Description of the task: Every line that holds "background" should be shown.

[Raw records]
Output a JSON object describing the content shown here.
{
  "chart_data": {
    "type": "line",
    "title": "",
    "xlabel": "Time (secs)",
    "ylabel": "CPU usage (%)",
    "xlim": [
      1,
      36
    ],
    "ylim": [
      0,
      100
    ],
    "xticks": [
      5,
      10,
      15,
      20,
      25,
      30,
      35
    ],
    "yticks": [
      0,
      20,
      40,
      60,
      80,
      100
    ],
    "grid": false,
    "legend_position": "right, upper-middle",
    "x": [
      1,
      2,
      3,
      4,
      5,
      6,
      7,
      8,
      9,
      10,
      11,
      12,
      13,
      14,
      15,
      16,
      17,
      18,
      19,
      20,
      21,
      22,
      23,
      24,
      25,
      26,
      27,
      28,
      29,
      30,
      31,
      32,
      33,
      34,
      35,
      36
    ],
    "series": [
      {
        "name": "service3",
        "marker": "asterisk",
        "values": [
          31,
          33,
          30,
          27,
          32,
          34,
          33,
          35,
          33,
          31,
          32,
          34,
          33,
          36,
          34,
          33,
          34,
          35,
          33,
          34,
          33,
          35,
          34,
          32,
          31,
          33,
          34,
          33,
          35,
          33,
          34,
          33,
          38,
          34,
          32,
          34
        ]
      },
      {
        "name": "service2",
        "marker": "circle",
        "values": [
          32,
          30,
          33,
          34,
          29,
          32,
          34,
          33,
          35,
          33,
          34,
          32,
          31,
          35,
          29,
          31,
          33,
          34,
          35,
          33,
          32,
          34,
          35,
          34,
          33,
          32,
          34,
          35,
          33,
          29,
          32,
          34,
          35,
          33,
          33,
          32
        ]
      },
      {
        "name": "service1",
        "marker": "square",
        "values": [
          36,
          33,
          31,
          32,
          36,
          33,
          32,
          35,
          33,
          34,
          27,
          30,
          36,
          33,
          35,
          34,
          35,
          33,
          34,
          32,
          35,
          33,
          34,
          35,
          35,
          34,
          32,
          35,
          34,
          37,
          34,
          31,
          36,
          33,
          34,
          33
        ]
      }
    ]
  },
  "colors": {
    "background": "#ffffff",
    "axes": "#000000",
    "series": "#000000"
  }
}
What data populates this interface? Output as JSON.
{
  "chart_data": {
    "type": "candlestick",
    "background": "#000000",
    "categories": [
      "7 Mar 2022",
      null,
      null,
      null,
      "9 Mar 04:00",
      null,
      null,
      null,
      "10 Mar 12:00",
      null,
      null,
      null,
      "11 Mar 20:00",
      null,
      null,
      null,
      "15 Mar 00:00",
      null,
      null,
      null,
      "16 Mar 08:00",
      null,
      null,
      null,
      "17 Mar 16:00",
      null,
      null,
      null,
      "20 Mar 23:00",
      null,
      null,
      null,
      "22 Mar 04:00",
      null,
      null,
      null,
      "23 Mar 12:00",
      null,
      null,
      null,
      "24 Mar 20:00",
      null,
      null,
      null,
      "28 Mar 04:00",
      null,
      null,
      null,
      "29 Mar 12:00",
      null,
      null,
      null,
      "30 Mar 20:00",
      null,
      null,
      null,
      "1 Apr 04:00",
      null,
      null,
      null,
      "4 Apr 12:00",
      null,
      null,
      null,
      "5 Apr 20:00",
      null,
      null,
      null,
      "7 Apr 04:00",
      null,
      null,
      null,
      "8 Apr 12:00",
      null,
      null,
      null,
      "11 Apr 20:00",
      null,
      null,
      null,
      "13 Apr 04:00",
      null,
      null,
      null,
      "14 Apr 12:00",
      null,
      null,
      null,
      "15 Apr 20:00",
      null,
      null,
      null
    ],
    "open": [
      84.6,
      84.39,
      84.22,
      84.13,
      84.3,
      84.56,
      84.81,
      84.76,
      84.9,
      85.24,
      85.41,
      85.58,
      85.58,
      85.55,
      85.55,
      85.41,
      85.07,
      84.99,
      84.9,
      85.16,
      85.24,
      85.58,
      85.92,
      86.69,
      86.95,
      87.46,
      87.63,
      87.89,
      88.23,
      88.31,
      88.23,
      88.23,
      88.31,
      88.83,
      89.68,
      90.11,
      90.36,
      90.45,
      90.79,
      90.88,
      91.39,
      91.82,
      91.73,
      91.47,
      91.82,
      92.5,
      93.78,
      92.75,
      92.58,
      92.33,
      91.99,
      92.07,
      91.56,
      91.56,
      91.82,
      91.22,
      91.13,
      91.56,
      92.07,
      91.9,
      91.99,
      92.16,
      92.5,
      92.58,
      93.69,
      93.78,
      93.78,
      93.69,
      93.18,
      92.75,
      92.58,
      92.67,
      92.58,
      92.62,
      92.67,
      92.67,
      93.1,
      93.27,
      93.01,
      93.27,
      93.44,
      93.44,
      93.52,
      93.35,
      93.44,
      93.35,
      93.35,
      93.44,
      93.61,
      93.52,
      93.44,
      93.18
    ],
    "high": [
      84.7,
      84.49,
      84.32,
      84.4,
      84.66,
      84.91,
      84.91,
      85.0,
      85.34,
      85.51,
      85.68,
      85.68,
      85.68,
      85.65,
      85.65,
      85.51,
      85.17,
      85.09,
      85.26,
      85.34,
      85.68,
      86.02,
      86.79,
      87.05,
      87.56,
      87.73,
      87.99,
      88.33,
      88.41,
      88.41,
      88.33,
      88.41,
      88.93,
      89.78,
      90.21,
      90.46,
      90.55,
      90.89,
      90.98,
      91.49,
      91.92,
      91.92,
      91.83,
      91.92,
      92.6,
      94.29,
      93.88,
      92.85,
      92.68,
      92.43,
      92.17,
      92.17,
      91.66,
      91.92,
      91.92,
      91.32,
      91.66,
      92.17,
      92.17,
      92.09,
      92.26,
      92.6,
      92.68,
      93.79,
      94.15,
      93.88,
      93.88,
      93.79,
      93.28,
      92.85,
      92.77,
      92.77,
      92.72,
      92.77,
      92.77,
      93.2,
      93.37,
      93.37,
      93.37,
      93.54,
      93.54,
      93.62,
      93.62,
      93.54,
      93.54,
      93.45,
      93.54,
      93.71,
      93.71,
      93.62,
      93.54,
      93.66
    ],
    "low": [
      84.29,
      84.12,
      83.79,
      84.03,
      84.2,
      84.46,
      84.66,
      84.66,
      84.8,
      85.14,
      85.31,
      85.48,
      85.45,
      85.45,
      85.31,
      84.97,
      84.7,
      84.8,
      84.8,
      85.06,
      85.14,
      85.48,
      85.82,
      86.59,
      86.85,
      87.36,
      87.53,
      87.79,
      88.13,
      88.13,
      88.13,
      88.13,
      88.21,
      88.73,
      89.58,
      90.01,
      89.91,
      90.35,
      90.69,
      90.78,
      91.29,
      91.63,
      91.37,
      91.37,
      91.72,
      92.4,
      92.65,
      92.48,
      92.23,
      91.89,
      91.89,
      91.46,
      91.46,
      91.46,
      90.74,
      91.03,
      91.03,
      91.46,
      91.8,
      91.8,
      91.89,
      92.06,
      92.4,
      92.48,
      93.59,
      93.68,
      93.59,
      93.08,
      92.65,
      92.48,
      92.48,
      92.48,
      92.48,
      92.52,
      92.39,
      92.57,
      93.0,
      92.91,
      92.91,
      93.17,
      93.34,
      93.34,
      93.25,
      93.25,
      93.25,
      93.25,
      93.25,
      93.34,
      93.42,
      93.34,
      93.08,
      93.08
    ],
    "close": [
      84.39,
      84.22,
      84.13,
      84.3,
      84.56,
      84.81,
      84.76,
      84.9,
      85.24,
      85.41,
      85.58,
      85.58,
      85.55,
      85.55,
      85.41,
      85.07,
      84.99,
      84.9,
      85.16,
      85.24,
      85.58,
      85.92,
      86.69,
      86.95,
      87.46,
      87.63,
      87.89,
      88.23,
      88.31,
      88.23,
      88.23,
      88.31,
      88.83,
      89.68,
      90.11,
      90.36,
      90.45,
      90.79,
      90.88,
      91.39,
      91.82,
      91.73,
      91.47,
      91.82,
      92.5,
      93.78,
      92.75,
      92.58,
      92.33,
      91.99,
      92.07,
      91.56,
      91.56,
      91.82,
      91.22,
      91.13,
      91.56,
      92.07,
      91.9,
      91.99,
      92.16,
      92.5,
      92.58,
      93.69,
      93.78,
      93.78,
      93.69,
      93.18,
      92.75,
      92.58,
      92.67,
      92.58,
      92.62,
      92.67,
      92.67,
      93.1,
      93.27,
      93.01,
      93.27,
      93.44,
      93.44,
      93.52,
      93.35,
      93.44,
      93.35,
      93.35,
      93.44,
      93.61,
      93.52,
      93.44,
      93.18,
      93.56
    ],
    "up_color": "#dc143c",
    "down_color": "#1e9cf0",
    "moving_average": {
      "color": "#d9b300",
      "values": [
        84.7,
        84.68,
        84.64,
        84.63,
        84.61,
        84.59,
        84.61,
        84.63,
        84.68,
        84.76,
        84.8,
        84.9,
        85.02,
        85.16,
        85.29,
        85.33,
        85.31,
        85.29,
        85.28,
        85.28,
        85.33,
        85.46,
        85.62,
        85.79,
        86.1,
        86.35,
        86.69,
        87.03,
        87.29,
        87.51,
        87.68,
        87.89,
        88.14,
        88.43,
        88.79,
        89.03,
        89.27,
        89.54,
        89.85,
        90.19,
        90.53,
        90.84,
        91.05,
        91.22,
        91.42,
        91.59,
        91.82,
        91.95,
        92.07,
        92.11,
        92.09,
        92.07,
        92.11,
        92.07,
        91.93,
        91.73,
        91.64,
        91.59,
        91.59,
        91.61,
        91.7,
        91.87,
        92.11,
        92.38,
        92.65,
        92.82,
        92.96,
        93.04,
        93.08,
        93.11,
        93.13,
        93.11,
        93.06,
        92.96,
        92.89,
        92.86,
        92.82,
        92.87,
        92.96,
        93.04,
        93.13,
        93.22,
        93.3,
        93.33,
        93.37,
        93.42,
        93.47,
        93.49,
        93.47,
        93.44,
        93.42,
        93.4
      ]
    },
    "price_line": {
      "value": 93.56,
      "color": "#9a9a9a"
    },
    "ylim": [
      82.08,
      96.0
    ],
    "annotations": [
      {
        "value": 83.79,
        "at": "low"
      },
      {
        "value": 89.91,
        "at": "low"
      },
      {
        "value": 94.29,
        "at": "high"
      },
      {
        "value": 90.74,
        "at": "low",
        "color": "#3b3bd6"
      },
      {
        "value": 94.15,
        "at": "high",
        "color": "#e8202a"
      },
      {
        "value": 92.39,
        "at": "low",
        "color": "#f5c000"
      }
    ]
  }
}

Written reply:
    "background": "#ffffff",
    "background": "#000000",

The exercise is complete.